*What this task involves*
Repeat the full listing, word for word.

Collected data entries
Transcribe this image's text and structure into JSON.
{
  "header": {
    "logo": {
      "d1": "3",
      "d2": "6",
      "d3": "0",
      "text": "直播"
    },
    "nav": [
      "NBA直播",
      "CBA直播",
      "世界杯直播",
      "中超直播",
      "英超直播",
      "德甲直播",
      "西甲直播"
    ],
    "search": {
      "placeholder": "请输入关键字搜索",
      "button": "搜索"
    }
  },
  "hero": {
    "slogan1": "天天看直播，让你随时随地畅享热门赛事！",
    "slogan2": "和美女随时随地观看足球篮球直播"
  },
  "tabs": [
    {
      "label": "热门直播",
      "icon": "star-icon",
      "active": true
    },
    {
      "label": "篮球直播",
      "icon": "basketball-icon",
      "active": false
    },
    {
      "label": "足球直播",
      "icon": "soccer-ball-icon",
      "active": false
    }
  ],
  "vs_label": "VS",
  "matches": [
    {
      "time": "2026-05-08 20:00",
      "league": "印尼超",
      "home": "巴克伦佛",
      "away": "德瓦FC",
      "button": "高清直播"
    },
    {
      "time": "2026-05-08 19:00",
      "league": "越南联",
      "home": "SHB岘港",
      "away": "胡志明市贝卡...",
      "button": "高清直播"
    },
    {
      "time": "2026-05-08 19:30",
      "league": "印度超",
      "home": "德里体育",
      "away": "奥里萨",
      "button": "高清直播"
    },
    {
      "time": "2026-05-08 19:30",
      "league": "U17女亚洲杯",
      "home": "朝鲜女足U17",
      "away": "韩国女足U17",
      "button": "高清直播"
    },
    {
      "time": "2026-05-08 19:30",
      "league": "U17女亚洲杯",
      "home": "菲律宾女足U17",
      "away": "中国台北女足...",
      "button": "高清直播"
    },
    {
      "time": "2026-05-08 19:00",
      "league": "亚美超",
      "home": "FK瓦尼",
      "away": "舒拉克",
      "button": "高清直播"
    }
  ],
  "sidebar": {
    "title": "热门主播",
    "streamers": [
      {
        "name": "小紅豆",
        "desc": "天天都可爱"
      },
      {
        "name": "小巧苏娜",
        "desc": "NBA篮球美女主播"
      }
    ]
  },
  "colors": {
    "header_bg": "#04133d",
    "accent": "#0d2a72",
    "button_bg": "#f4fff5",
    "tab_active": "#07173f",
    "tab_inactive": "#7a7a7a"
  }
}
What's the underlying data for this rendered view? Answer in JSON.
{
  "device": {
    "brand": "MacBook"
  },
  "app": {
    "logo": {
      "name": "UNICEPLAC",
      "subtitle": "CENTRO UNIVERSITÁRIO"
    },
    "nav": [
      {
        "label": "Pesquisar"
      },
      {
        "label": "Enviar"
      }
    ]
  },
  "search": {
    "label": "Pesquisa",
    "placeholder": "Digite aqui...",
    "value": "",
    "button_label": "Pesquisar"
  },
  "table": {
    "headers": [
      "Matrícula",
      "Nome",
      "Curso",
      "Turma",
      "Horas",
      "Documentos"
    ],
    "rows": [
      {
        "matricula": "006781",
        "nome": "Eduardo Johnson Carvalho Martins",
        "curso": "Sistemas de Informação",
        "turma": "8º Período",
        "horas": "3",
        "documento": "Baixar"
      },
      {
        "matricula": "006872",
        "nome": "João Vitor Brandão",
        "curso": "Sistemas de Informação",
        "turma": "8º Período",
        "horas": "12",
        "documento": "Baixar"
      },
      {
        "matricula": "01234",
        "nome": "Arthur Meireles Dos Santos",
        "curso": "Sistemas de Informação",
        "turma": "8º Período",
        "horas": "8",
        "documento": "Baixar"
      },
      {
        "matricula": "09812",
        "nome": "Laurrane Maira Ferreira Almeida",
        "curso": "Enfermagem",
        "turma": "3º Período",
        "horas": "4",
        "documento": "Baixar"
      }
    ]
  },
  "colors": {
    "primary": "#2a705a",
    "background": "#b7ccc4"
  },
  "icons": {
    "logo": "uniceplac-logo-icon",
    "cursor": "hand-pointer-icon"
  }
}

*Result of this exercise*
Transcribe this image's text and structure into JSON.
{
  "header": {
    "logo": {
      "d1": "3",
      "d2": "6",
      "d3": "0",
      "text": "直播"
    },
    "nav": [
      "NBA直播",
      "CBA直播",
      "世界杯直播",
      "中超直播",
      "英超直播",
      "德甲直播",
      "西甲直播"
    ],
    "search": {
      "placeholder": "请输入关键字搜索",
      "button": "搜索"
    }
  },
  "hero": {
    "slogan1": "天天看直播，让你随时随地畅享热门赛事！",
    "slogan2": "和美女随时随地观看足球篮球直播"
  },
  "tabs": [
    {
      "label": "热门直播",
      "icon": "star-icon",
      "active": true
    },
    {
      "label": "篮球直播",
      "icon": "basketball-icon",
      "active": false
    },
    {
      "label": "足球直播",
      "icon": "soccer-ball-icon",
      "active": false
    }
  ],
  "vs_label": "VS",
  "matches": [
    {
      "time": "2026-05-08 20:00",
      "league": "印尼超",
      "home": "巴克伦佛",
      "away": "德瓦FC",
      "button": "高清直播"
    },
    {
      "time": "2026-05-08 19:00",
      "league": "越南联",
      "home": "SHB岘港",
      "away": "胡志明市贝卡...",
      "button": "高清直播"
    },
    {
      "time": "2026-05-08 19:30",
      "league": "印度超",
      "home": "德里体育",
      "away": "奥里萨",
      "button": "高清直播"
    },
    {
      "time": "2026-05-08 19:30",
      "league": "U17女亚洲杯",
      "home": "朝鲜女足U17",
      "away": "韩国女足U17",
      "button": "高清直播"
    },
    {
      "time": "2026-05-08 19:30",
      "league": "U17女亚洲杯",
      "home": "菲律宾女足U17",
      "away": "中国台北女足...",
      "button": "高清直播"
    },
    {
      "time": "2026-05-08 19:00",
      "league": "亚美超",
      "home": "FK瓦尼",
      "away": "舒拉克",
      "button": "高清直播"
    }
  ],
  "sidebar": {
    "title": "热门主播",
    "streamers": [
      {
        "name": "小紅豆",
        "desc": "天天都可爱"
      },
      {
        "name": "小巧苏娜",
        "desc": "NBA篮球美女主播"
      }
    ]
  },
  "colors": {
    "header_bg": "#04133d",
    "accent": "#0d2a72",
    "button_bg": "#f4fff5",
    "tab_active": "#07173f",
    "tab_inactive": "#7a7a7a"
  }
}
What's the underlying data for this rendered view? Answer in JSON.
{
  "device": {
    "brand": "MacBook"
  },
  "app": {
    "logo": {
      "name": "UNICEPLAC",
      "subtitle": "CENTRO UNIVERSITÁRIO"
    },
    "nav": [
      {
        "label": "Pesquisar"
      },
      {
        "label": "Enviar"
      }
    ]
  },
  "search": {
    "label": "Pesquisa",
    "placeholder": "Digite aqui...",
    "value": "",
    "button_label": "Pesquisar"
  },
  "table": {
    "headers": [
      "Matrícula",
      "Nome",
      "Curso",
      "Turma",
      "Horas",
      "Documentos"
    ],
    "rows": [
      {
        "matricula": "006781",
        "nome": "Eduardo Johnson Carvalho Martins",
        "curso": "Sistemas de Informação",
        "turma": "8º Período",
        "horas": "3",
        "documento": "Baixar"
      },
      {
        "matricula": "006872",
        "nome": "João Vitor Brandão",
        "curso": "Sistemas de Informação",
        "turma": "8º Período",
        "horas": "12",
        "documento": "Baixar"
      },
      {
        "matricula": "01234",
        "nome": "Arthur Meireles Dos Santos",
        "curso": "Sistemas de Informação",
        "turma": "8º Período",
        "horas": "8",
        "documento": "Baixar"
      },
      {
        "matricula": "09812",
        "nome": "Laurrane Maira Ferreira Almeida",
        "curso": "Enfermagem",
        "turma": "3º Período",
        "horas": "4",
        "documento": "Baixar"
      }
    ]
  },
  "colors": {
    "primary": "#2a705a",
    "background": "#b7ccc4"
  },
  "icons": {
    "logo": "uniceplac-logo-icon",
    "cursor": "hand-pointer-icon"
  }
}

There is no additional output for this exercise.